Which lines in the items below contain the string "Fuessův"? Return each of those lines in full, and treat the match as case-sensitive.
ENTRIES PROVIDED start
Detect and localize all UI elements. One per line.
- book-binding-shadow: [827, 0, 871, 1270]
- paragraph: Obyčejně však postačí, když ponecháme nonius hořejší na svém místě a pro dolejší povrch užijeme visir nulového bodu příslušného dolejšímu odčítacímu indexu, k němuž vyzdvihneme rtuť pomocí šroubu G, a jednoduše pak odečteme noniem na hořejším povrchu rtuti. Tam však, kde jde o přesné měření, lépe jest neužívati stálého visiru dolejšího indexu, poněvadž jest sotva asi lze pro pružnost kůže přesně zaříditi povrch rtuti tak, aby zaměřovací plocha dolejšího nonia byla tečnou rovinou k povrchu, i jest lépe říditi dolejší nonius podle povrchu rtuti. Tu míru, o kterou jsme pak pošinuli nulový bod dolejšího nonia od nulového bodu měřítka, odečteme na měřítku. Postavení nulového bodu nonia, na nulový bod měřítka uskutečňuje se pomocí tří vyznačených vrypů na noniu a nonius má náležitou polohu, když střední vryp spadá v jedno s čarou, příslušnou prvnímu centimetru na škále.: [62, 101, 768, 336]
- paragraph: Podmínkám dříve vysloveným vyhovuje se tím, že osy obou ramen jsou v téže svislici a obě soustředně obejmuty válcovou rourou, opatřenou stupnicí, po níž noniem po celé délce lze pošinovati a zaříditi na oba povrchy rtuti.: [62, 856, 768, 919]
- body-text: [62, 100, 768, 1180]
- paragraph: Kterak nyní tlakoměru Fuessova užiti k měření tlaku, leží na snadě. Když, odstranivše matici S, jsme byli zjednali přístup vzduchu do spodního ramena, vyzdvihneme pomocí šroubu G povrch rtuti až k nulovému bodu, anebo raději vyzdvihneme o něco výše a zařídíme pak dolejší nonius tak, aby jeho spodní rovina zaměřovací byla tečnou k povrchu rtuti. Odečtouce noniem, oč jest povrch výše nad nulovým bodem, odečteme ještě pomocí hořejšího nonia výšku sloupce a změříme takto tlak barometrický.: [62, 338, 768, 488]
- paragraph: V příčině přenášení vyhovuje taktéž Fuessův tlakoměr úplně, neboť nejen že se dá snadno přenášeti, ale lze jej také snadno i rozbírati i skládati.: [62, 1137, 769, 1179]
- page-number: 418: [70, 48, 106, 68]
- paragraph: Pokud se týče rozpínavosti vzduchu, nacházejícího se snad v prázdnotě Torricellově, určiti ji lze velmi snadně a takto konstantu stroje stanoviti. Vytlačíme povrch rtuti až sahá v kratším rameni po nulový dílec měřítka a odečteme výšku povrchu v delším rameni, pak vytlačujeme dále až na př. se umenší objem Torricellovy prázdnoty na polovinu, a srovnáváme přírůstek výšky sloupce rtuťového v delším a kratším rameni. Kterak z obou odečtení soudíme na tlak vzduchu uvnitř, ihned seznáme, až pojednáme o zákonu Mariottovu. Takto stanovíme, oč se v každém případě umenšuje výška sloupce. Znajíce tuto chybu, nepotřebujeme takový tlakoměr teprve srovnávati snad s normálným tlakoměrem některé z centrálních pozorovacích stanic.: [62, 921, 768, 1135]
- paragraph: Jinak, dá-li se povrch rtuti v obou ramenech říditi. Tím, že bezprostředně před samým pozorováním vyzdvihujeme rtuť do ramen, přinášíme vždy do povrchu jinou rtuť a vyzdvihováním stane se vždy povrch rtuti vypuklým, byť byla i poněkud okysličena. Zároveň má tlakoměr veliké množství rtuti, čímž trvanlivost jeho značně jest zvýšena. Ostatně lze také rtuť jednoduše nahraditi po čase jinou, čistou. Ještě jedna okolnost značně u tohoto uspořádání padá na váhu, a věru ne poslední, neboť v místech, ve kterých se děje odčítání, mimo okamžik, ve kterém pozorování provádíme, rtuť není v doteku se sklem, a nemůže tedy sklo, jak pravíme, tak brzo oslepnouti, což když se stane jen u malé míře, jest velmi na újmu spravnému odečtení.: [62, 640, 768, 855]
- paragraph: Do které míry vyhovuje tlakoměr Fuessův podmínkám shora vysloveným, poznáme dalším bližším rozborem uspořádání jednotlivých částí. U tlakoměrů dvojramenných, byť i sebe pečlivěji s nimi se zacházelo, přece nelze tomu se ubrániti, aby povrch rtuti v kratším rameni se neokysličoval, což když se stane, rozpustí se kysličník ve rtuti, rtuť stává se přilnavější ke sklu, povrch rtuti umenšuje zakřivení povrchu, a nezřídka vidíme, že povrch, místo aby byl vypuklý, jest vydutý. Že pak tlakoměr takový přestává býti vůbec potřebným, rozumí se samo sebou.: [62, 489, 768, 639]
ENTRIES PROVIDED end
▶ [CORRECT ANSWER]
- paragraph: V příčině přenášení vyhovuje taktéž Fuessův tlakoměr úplně, neboť nejen že se dá snadno přenášeti, ale lze jej také snadno i rozbírati i skládati.: [62, 1137, 769, 1179]
- paragraph: Do které míry vyhovuje tlakoměr Fuessův podmínkám shora vysloveným, poznáme dalším bližším rozborem uspořádání jednotlivých částí. U tlakoměrů dvojramenných, byť i sebe pečlivěji s nimi se zacházelo, přece nelze tomu se ubrániti, aby povrch rtuti v kratším rameni se neokysličoval, což když se stane, rozpustí se kysličník ve rtuti, rtuť stává se přilnavější ke sklu, povrch rtuti umenšuje zakřivení povrchu, a nezřídka vidíme, že povrch, místo aby byl vypuklý, jest vydutý. Že pak tlakoměr takový přestává býti vůbec potřebným, rozumí se samo sebou.: [62, 489, 768, 639]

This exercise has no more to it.